PROBLEM REQUIREMENTS: Track down every line below that holds "favicon" and copy it.
=== TASK INPUTS ===
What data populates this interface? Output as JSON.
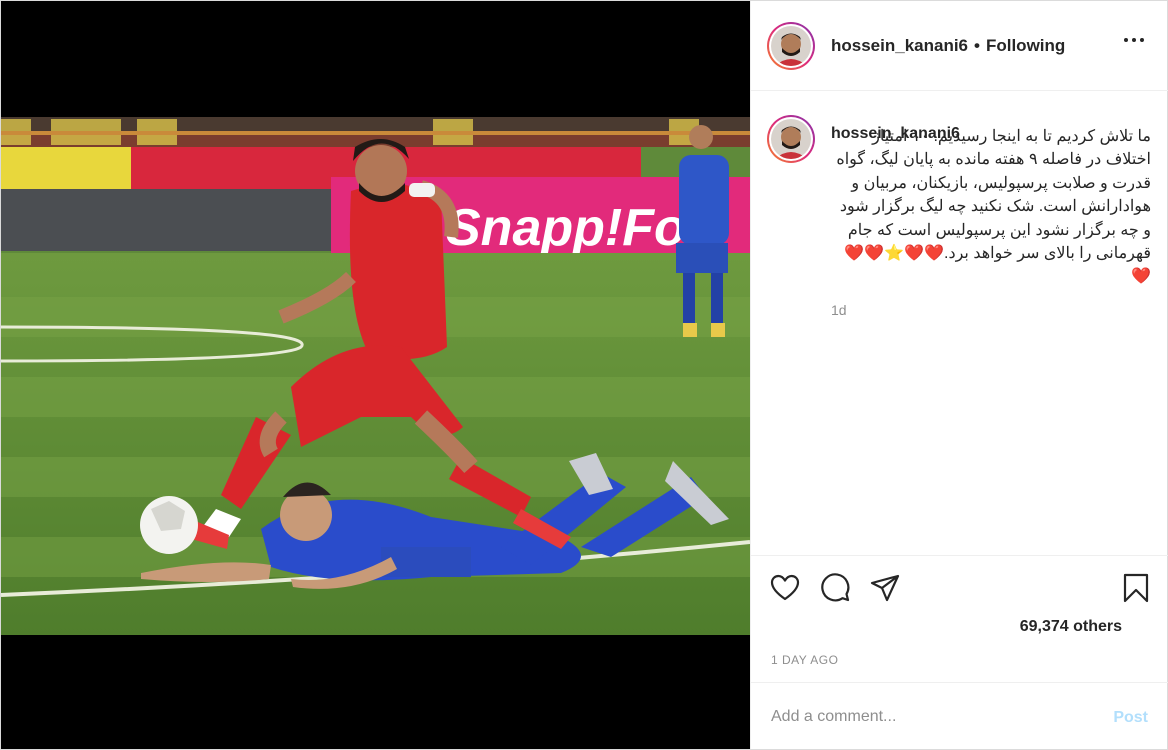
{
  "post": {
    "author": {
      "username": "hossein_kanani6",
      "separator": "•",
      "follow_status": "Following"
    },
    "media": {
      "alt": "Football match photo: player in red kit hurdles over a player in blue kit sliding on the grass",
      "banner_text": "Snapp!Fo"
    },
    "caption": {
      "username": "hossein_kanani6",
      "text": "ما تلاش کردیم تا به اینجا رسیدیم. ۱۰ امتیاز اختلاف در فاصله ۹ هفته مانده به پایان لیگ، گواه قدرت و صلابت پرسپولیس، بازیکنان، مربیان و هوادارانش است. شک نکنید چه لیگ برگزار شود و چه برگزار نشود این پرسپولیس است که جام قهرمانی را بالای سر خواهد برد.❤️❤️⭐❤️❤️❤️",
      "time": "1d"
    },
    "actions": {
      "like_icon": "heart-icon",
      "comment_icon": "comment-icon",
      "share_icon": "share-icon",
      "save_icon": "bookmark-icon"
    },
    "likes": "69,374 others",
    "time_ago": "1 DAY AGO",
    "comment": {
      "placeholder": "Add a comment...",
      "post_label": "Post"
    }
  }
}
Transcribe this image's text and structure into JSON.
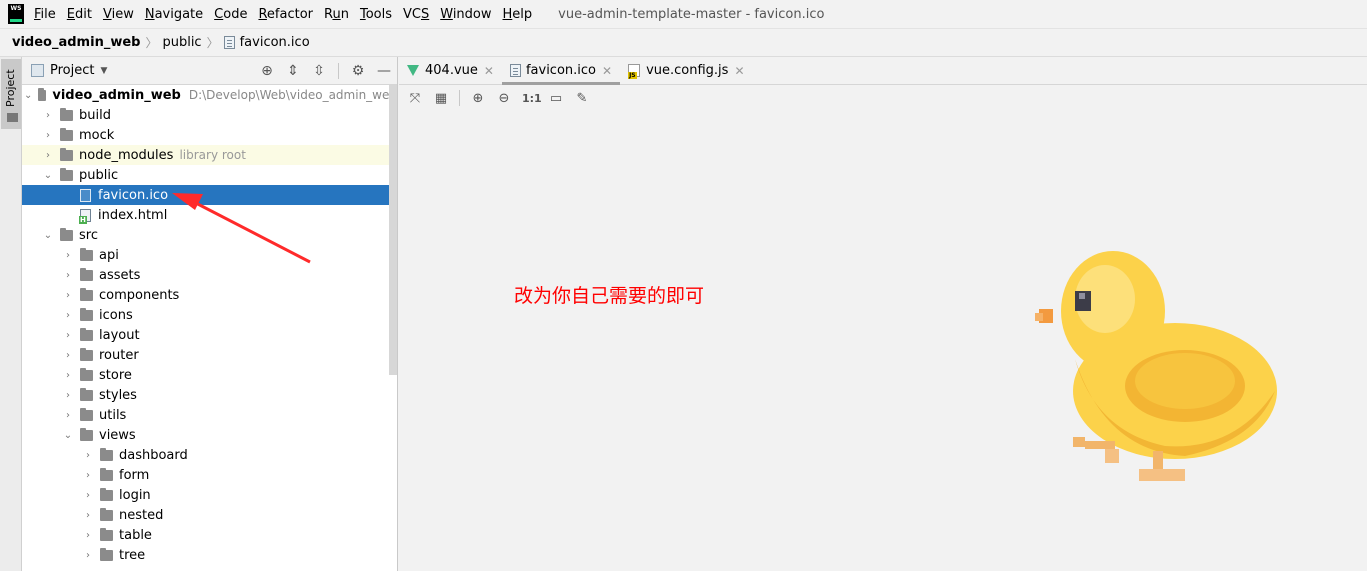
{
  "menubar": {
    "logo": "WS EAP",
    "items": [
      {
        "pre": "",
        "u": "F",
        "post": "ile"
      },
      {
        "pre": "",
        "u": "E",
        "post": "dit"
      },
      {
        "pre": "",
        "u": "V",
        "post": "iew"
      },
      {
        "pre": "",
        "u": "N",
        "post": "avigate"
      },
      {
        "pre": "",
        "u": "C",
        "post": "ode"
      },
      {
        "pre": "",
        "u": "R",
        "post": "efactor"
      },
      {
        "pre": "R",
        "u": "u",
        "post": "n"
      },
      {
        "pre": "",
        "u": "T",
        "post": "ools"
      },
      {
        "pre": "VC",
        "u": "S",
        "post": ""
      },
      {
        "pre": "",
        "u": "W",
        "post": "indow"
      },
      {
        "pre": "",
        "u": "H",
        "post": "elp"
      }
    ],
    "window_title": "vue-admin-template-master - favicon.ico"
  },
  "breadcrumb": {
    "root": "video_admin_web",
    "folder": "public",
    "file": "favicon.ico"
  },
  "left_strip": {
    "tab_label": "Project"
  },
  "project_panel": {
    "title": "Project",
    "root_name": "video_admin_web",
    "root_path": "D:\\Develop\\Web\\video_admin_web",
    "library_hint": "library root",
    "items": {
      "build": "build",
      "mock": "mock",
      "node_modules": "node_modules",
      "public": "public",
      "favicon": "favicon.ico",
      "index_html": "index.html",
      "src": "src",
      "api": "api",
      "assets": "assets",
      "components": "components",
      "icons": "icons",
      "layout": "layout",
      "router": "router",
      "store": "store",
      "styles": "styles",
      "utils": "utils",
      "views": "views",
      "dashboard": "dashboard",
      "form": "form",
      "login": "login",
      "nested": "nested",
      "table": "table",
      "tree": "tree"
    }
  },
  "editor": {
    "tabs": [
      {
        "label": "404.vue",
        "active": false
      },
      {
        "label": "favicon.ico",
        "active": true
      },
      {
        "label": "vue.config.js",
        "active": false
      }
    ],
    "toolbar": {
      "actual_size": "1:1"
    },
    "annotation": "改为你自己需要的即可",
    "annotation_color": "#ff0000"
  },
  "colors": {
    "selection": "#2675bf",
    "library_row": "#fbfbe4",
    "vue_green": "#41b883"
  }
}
===
=== TASK INPUTS ===
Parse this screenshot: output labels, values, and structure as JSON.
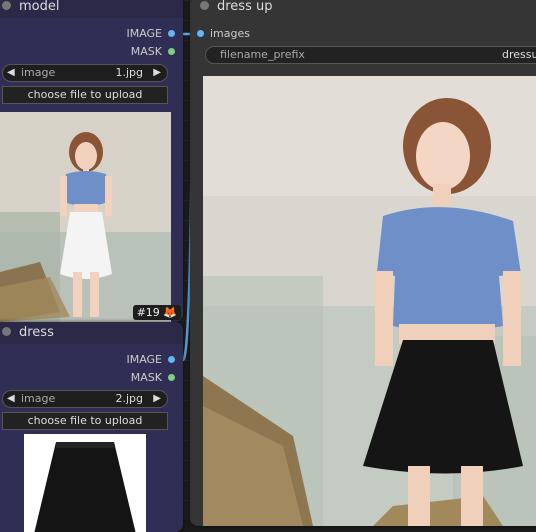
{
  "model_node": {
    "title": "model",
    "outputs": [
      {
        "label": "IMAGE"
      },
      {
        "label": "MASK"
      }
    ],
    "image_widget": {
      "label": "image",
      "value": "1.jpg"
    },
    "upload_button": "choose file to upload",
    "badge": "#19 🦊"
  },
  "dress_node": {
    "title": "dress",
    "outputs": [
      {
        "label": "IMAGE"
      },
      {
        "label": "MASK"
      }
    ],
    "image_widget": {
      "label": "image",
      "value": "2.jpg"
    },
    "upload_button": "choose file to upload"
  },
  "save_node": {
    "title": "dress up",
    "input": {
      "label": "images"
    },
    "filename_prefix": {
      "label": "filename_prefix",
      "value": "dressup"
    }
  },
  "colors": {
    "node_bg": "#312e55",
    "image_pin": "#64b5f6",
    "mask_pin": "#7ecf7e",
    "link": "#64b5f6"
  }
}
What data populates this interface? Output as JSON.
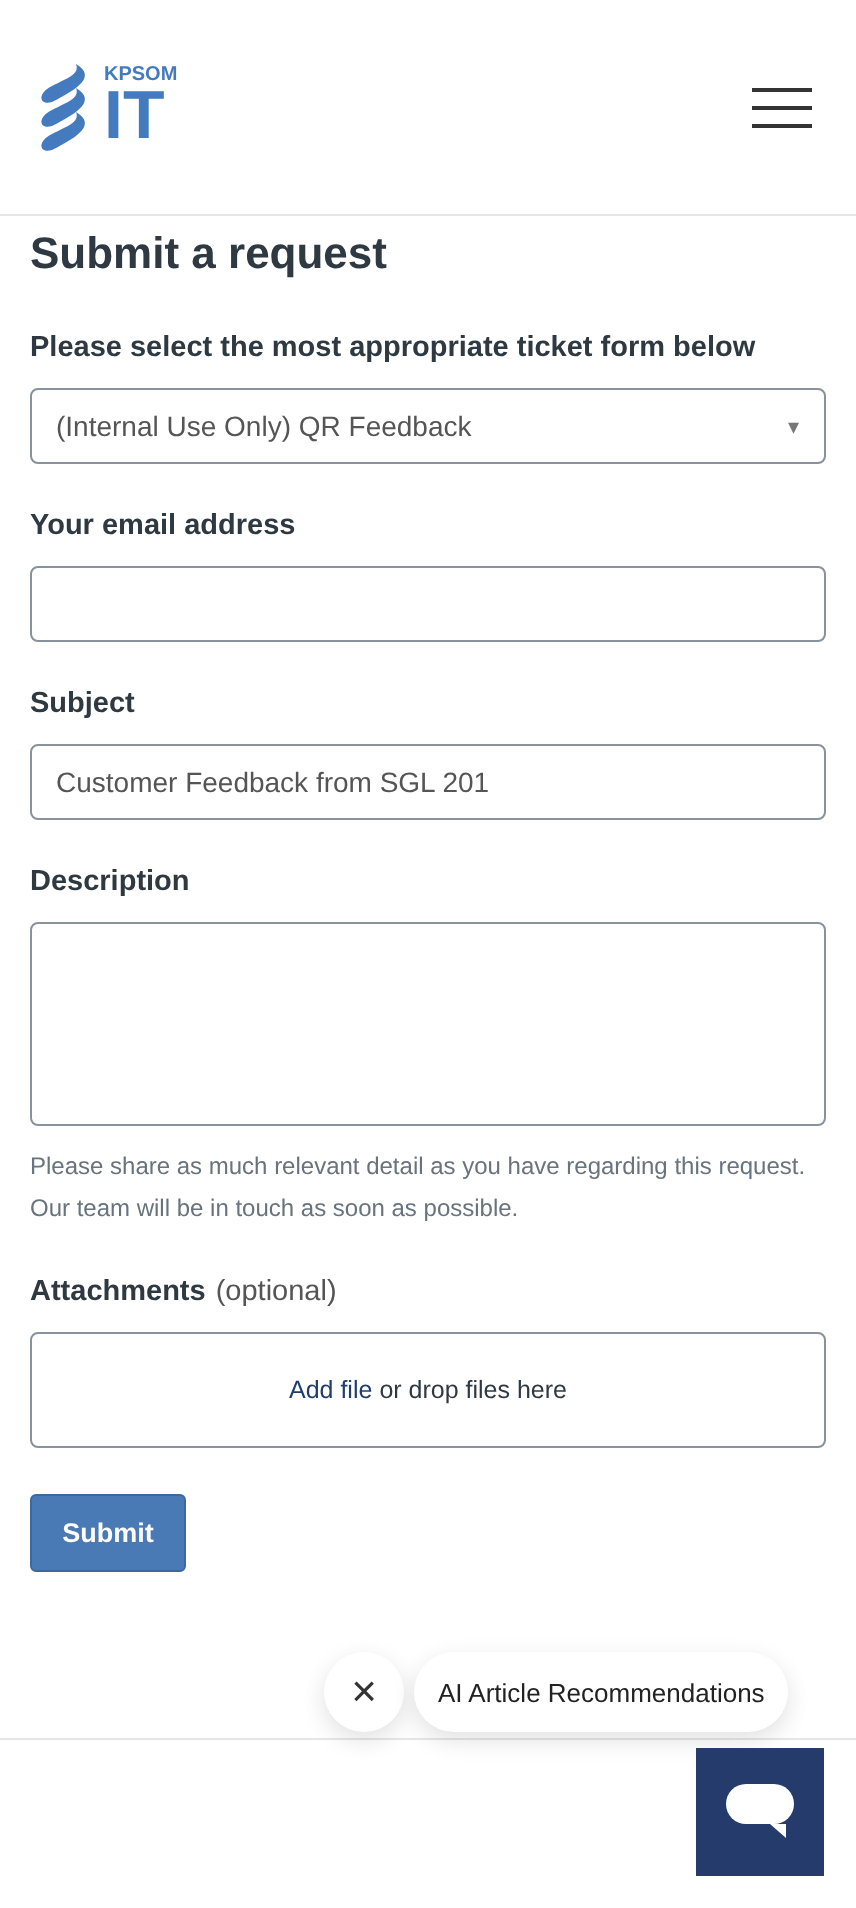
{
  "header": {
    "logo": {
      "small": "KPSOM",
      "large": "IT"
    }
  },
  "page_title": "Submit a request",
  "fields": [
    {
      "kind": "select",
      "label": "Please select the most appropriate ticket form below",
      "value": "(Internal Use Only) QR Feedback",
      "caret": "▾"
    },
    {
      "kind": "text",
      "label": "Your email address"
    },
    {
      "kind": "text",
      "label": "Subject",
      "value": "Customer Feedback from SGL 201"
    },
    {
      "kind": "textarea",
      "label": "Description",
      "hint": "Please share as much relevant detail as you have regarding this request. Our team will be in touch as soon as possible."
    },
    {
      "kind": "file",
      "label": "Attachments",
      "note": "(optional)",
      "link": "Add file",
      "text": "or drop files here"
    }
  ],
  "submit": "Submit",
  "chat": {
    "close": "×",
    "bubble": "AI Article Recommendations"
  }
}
===
TASK RESPONSE:
    "window_title": "vue-admin-template-master - favicon.ico"
    "file": "favicon.ico"
      "favicon": "favicon.ico",
        "label": "favicon.ico",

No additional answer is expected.